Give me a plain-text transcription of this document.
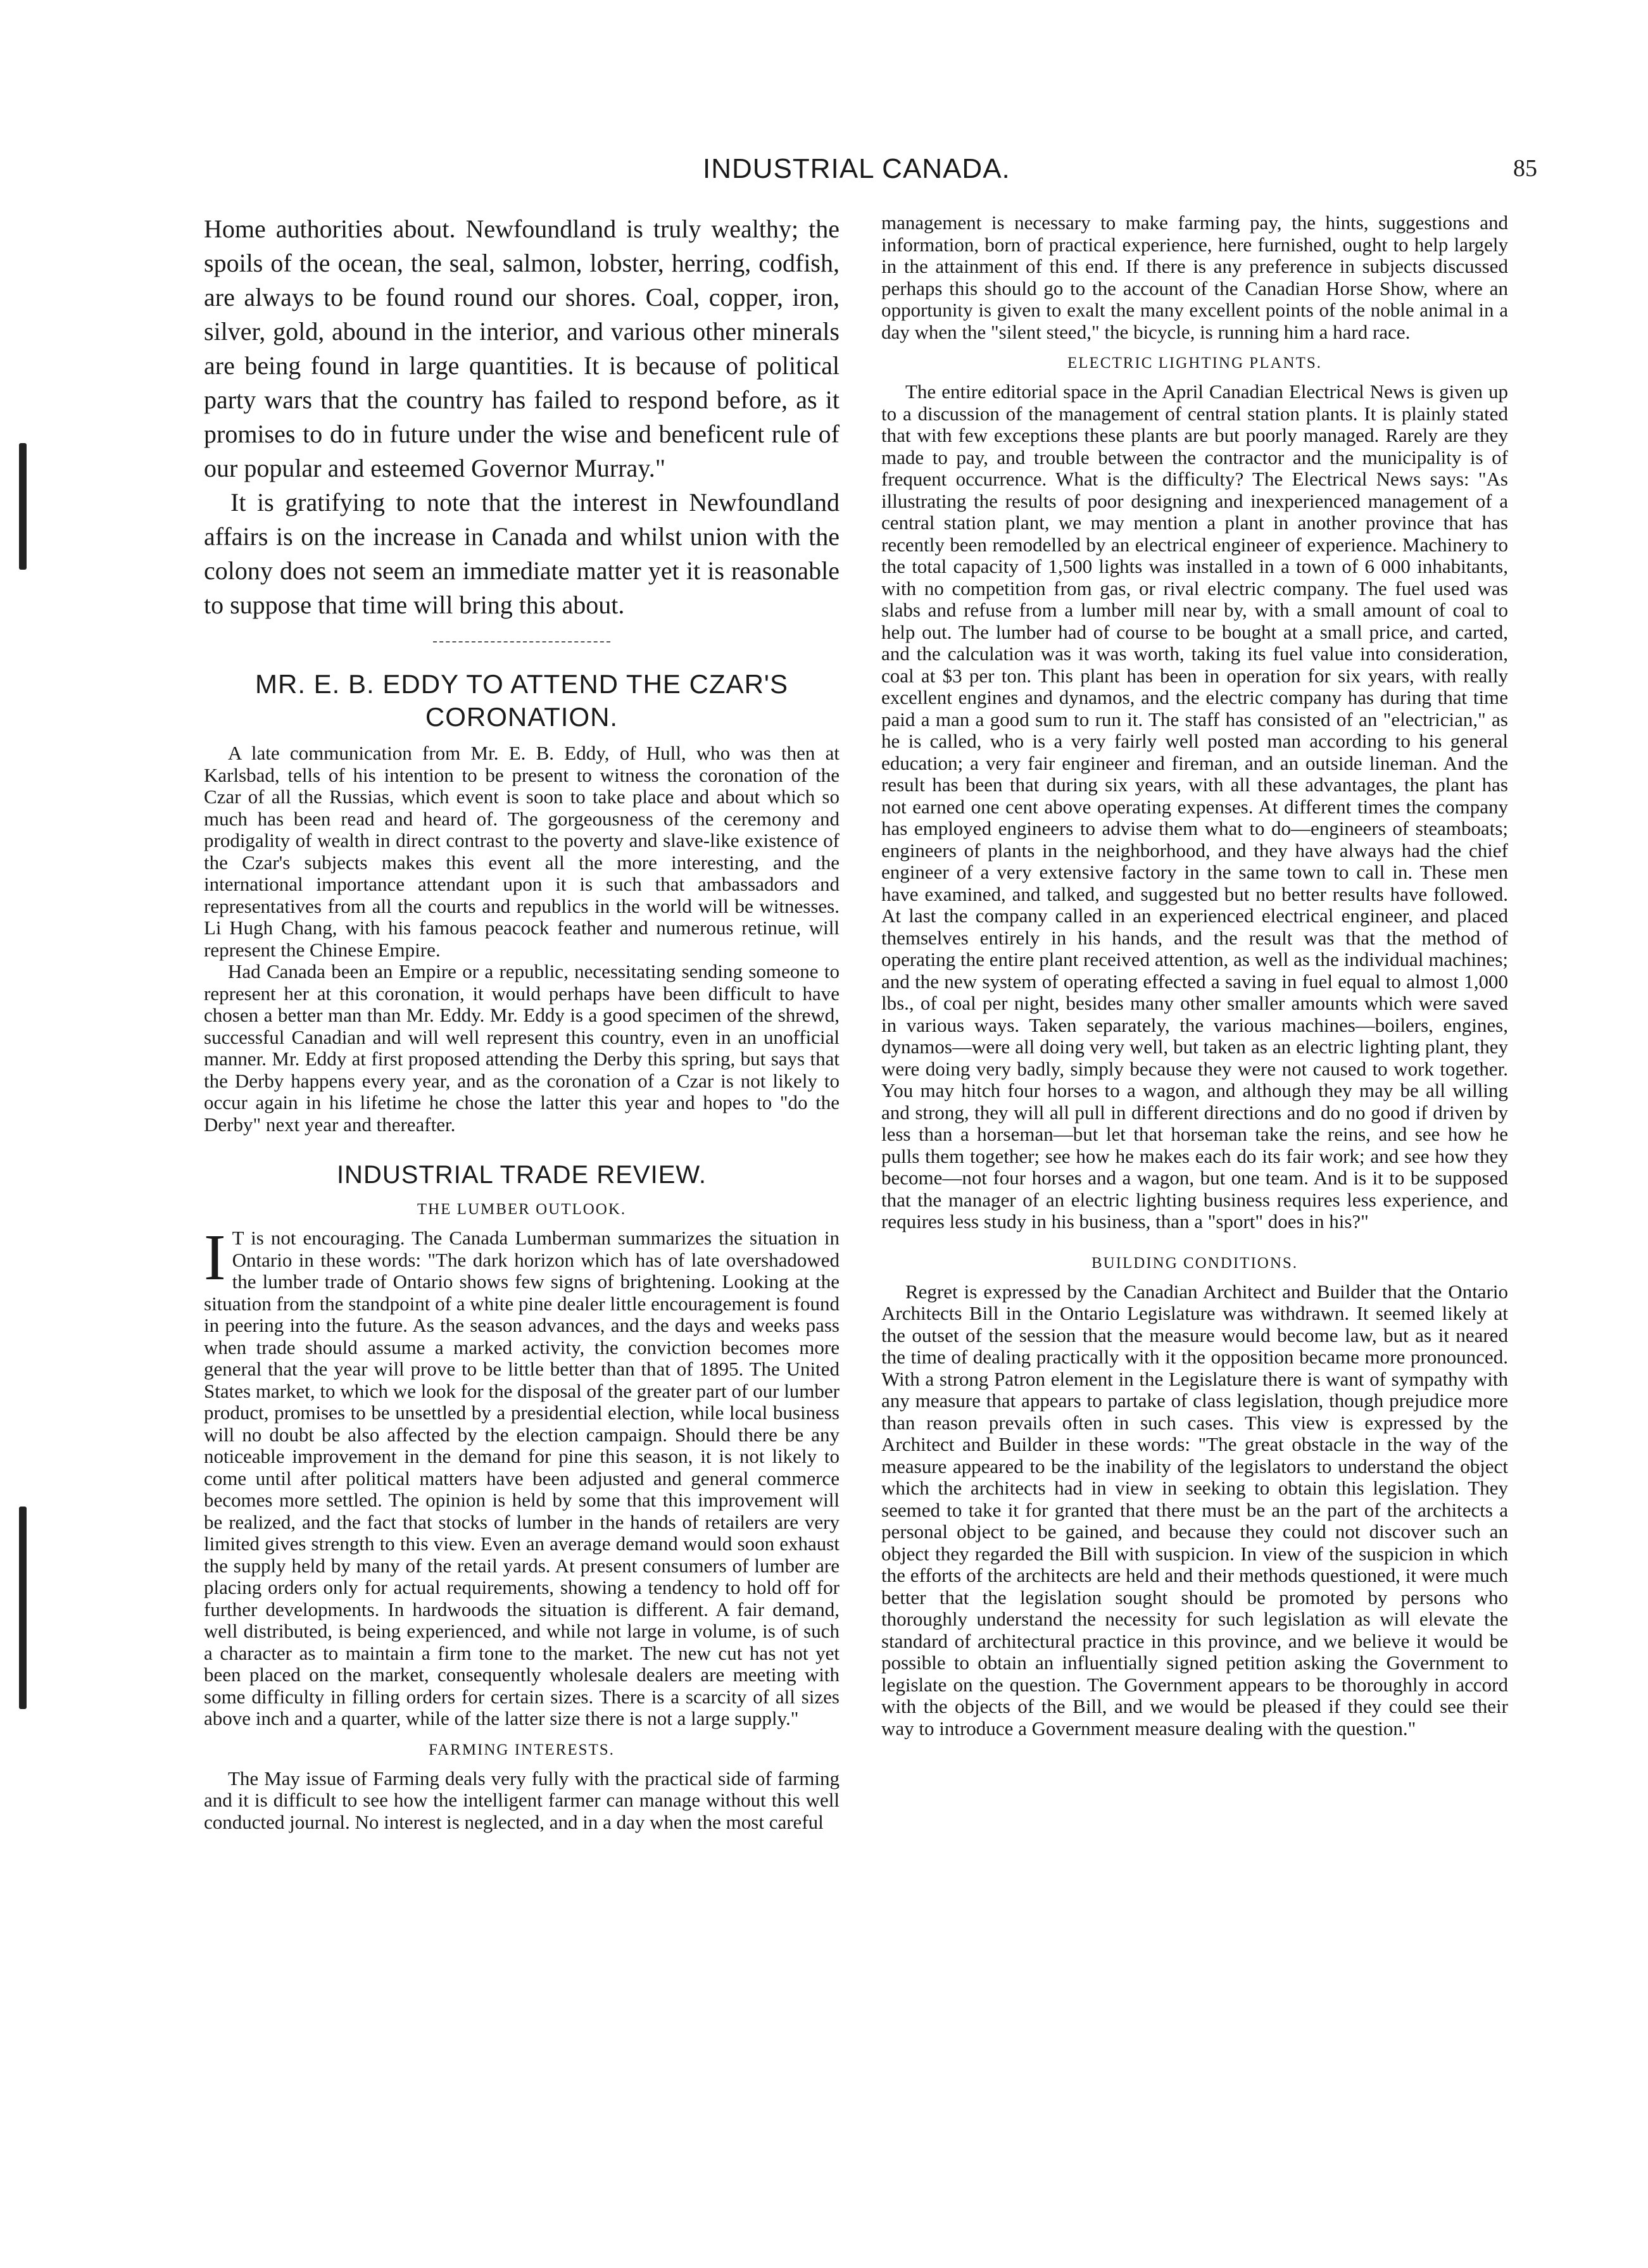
INDUSTRIAL CANADA.	85

Home authorities about. Newfoundland is truly wealthy; the spoils of the ocean, the seal, salmon, lobster, herring, codfish, are always to be found round our shores. Coal, copper, iron, silver, gold, abound in the interior, and various other minerals are being found in large quantities. It is because of political party wars that the country has failed to respond before, as it promises to do in future under the wise and beneficent rule of our popular and esteemed Governor Murray."

It is gratifying to note that the interest in Newfoundland affairs is on the increase in Canada and whilst union with the colony does not seem an immediate matter yet it is reasonable to suppose that time will bring this about.

MR. E. B. EDDY TO ATTEND THE CZAR'S CORONATION.

A late communication from Mr. E. B. Eddy, of Hull, who was then at Karlsbad, tells of his intention to be present to witness the coronation of the Czar of all the Russias, which event is soon to take place and about which so much has been read and heard of. The gorgeousness of the ceremony and prodigality of wealth in direct contrast to the poverty and slave-like existence of the Czar's subjects makes this event all the more interesting, and the international importance attendant upon it is such that ambassadors and representatives from all the courts and republics in the world will be witnesses. Li Hugh Chang, with his famous peacock feather and numerous retinue, will represent the Chinese Empire.

Had Canada been an Empire or a republic, necessitating sending someone to represent her at this coronation, it would perhaps have been difficult to have chosen a better man than Mr. Eddy. Mr. Eddy is a good specimen of the shrewd, successful Canadian and will well represent this country, even in an unofficial manner. Mr. Eddy at first proposed attending the Derby this spring, but says that the Derby happens every year, and as the coronation of a Czar is not likely to occur again in his lifetime he chose the latter this year and hopes to "do the Derby" next year and thereafter.

INDUSTRIAL TRADE REVIEW.
THE LUMBER OUTLOOK.

I T is not encouraging. The Canada Lumberman summarizes the situation in Ontario in these words: "The dark horizon which has of late overshadowed the lumber trade of Ontario shows few signs of brightening. Looking at the situation from the standpoint of a white pine dealer little encouragement is found in peering into the future. As the season advances, and the days and weeks pass when trade should assume a marked activity, the conviction becomes more general that the year will prove to be little better than that of 1895. The United States market, to which we look for the disposal of the greater part of our lumber product, promises to be unsettled by a presidential election, while local business will no doubt be also affected by the election campaign. Should there be any noticeable improvement in the demand for pine this season, it is not likely to come until after political matters have been adjusted and general commerce becomes more settled. The opinion is held by some that this improvement will be realized, and the fact that stocks of lumber in the hands of retailers are very limited gives strength to this view. Even an average demand would soon exhaust the supply held by many of the retail yards. At present consumers of lumber are placing orders only for actual requirements, showing a tendency to hold off for further developments. In hardwoods the situation is different. A fair demand, well distributed, is being experienced, and while not large in volume, is of such a character as to maintain a firm tone to the market. The new cut has not yet been placed on the market, consequently wholesale dealers are meeting with some difficulty in filling orders for certain sizes. There is a scarcity of all sizes above inch and a quarter, while of the latter size there is not a large supply."

FARMING INTERESTS.

The May issue of Farming deals very fully with the practical side of farming and it is difficult to see how the intelligent farmer can manage without this well conducted journal. No interest is neglected, and in a day when the most careful

management is necessary to make farming pay, the hints, suggestions and information, born of practical experience, here furnished, ought to help largely in the attainment of this end. If there is any preference in subjects discussed perhaps this should go to the account of the Canadian Horse Show, where an opportunity is given to exalt the many excellent points of the noble animal in a day when the "silent steed," the bicycle, is running him a hard race.

ELECTRIC LIGHTING PLANTS.

The entire editorial space in the April Canadian Electrical News is given up to a discussion of the management of central station plants. It is plainly stated that with few exceptions these plants are but poorly managed. Rarely are they made to pay, and trouble between the contractor and the municipality is of frequent occurrence. What is the difficulty? The Electrical News says: "As illustrating the results of poor designing and inexperienced management of a central station plant, we may mention a plant in another province that has recently been remodelled by an electrical engineer of experience. Machinery to the total capacity of 1,500 lights was installed in a town of 6 000 inhabitants, with no competition from gas, or rival electric company. The fuel used was slabs and refuse from a lumber mill near by, with a small amount of coal to help out. The lumber had of course to be bought at a small price, and carted, and the calculation was it was worth, taking its fuel value into consideration, coal at $3 per ton. This plant has been in operation for six years, with really excellent engines and dynamos, and the electric company has during that time paid a man a good sum to run it. The staff has consisted of an "electrician," as he is called, who is a very fairly well posted man according to his general education; a very fair engineer and fireman, and an outside lineman. And the result has been that during six years, with all these advantages, the plant has not earned one cent above operating expenses. At different times the company has employed engineers to advise them what to do—engineers of steamboats; engineers of plants in the neighborhood, and they have always had the chief engineer of a very extensive factory in the same town to call in. These men have examined, and talked, and suggested but no better results have followed. At last the company called in an experienced electrical engineer, and placed themselves entirely in his hands, and the result was that the method of operating the entire plant received attention, as well as the individual machines; and the new system of operating effected a saving in fuel equal to almost 1,000 lbs., of coal per night, besides many other smaller amounts which were saved in various ways. Taken separately, the various machines—boilers, engines, dynamos—were all doing very well, but taken as an electric lighting plant, they were doing very badly, simply because they were not caused to work together. You may hitch four horses to a wagon, and although they may be all willing and strong, they will all pull in different directions and do no good if driven by less than a horseman—but let that horseman take the reins, and see how he pulls them together; see how he makes each do its fair work; and see how they become—not four horses and a wagon, but one team. And is it to be supposed that the manager of an electric lighting business requires less experience, and requires less study in his business, than a "sport" does in his?"

BUILDING CONDITIONS.

Regret is expressed by the Canadian Architect and Builder that the Ontario Architects Bill in the Ontario Legislature was withdrawn. It seemed likely at the outset of the session that the measure would become law, but as it neared the time of dealing practically with it the opposition became more pronounced. With a strong Patron element in the Legislature there is want of sympathy with any measure that appears to partake of class legislation, though prejudice more than reason prevails often in such cases. This view is expressed by the Architect and Builder in these words: "The great obstacle in the way of the measure appeared to be the inability of the legislators to understand the object which the architects had in view in seeking to obtain this legislation. They seemed to take it for granted that there must be an the part of the architects a personal object to be gained, and because they could not discover such an object they regarded the Bill with suspicion. In view of the suspicion in which the efforts of the architects are held and their methods questioned, it were much better that the legislation sought should be promoted by persons who thoroughly understand the necessity for such legislation as will elevate the standard of architectural practice in this province, and we believe it would be possible to obtain an influentially signed petition asking the Government to legislate on the question. The Government appears to be thoroughly in accord with the objects of the Bill, and we would be pleased if they could see their way to introduce a Government measure dealing with the question."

********************

> _GIVEN REQUEST_: Using the listing above, list every line in which the string "INDUSTRIAL" occurs.

> _FINISHED EXERCISE_:
INDUSTRIAL CANADA.	85
INDUSTRIAL TRADE REVIEW.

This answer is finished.